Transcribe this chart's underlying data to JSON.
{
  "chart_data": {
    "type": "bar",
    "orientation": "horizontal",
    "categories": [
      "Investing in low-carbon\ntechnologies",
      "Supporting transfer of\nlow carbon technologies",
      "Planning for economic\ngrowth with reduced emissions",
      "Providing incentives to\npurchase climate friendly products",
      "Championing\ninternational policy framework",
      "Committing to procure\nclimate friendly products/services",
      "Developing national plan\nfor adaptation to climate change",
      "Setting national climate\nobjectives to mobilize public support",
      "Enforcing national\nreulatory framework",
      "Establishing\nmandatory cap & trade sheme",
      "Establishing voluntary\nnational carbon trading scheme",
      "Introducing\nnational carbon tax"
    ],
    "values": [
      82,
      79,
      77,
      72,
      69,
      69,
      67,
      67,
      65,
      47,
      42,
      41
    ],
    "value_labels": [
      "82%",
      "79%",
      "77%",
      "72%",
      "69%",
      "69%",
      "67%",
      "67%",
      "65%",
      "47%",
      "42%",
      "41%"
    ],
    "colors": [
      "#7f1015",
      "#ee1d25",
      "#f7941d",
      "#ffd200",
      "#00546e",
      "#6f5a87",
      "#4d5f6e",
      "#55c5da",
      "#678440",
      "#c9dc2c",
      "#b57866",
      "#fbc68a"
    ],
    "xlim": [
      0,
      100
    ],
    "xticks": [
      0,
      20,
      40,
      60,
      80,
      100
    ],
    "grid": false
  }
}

# # # # #

> _TASK REQUIREMENTS_:
Give the number of lines where the string "framework" occurs, without any further text.

> _WORKED ANSWER_:
2